--- Supplied material ---
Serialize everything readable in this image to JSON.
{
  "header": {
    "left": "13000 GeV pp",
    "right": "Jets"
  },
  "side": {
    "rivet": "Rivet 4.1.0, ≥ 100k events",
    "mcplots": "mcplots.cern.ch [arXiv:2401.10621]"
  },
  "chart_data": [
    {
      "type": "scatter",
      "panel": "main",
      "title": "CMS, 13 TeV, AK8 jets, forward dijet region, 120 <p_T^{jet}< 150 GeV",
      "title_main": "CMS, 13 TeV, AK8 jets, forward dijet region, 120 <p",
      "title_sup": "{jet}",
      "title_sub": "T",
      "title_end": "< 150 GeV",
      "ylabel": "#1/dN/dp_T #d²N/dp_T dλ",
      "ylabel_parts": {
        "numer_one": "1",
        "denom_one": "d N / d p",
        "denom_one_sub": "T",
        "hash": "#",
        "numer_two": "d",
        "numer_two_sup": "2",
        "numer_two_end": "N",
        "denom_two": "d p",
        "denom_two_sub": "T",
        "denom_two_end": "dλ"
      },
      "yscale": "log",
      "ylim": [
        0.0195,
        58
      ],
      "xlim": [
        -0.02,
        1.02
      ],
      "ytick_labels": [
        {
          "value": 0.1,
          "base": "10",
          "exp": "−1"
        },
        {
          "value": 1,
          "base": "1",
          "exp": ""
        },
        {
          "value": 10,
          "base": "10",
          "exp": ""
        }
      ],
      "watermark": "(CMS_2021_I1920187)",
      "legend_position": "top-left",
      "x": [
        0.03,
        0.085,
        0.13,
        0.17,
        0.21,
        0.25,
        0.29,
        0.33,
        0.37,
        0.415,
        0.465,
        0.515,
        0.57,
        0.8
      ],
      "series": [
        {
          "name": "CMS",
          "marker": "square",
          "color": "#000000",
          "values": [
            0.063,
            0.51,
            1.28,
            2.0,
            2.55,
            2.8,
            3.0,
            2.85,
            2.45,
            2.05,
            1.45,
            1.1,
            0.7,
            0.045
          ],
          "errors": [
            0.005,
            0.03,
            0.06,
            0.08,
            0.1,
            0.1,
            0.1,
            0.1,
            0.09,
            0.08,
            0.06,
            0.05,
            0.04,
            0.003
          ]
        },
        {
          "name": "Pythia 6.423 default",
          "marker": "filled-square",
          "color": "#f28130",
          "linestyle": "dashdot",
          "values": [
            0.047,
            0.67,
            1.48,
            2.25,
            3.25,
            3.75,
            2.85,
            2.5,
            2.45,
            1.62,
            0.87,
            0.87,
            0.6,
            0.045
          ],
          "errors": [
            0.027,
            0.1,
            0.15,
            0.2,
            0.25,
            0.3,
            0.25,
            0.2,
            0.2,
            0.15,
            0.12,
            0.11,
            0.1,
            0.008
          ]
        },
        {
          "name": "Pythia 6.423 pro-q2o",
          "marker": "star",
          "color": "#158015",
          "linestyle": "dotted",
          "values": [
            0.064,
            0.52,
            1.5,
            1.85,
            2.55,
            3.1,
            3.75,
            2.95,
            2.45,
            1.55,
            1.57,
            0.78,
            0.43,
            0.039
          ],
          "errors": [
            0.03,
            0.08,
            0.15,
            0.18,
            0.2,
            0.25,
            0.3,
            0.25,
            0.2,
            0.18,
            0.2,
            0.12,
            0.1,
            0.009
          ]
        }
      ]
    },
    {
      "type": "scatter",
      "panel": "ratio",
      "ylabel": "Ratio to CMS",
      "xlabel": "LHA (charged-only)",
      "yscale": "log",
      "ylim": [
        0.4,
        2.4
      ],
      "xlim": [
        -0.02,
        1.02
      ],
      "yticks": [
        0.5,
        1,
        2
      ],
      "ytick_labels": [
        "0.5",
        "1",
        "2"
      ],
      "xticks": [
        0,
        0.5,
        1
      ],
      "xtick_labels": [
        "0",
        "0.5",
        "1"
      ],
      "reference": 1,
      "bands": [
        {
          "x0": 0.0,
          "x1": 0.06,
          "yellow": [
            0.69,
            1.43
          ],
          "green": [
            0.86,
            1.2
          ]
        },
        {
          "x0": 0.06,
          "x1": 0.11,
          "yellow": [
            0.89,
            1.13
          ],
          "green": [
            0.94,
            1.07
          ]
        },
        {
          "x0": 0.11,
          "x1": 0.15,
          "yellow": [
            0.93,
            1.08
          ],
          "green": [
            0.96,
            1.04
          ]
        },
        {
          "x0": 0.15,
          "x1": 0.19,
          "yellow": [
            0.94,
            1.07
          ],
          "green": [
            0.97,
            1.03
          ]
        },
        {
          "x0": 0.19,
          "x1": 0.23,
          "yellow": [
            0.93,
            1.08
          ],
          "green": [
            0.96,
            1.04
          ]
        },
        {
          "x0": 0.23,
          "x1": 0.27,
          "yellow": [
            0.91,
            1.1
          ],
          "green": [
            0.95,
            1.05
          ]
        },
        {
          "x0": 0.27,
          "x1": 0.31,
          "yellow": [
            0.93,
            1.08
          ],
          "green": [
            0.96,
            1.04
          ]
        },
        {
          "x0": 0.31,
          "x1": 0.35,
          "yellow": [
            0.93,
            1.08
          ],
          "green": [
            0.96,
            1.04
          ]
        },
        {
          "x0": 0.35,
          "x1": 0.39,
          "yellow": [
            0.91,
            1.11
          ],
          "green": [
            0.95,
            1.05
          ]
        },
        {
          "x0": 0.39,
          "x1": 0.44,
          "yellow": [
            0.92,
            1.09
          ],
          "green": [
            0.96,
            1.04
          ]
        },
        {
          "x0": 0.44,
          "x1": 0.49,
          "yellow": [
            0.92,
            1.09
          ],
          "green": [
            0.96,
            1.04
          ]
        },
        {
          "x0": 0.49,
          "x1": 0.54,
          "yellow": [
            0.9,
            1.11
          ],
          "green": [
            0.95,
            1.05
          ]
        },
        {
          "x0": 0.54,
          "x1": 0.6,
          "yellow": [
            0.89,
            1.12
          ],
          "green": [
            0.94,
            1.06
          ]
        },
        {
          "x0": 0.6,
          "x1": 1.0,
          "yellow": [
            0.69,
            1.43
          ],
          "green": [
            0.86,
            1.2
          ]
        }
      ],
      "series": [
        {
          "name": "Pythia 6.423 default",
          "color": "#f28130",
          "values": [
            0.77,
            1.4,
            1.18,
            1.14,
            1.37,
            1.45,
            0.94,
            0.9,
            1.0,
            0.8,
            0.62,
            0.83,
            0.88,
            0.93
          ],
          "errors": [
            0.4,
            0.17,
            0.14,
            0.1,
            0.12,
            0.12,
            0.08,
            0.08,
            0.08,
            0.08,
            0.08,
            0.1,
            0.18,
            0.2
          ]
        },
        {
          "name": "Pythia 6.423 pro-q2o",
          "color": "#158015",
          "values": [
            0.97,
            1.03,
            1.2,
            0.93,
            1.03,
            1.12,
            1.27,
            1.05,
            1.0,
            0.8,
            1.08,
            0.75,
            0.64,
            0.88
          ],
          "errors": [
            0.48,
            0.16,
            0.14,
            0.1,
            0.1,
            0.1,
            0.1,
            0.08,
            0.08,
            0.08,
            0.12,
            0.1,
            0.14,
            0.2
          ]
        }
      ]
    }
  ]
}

--- Prompt ---
Identify each line holding the string "square", and copy it out.

--- Written answer ---
          "marker": "square",
          "marker": "filled-square",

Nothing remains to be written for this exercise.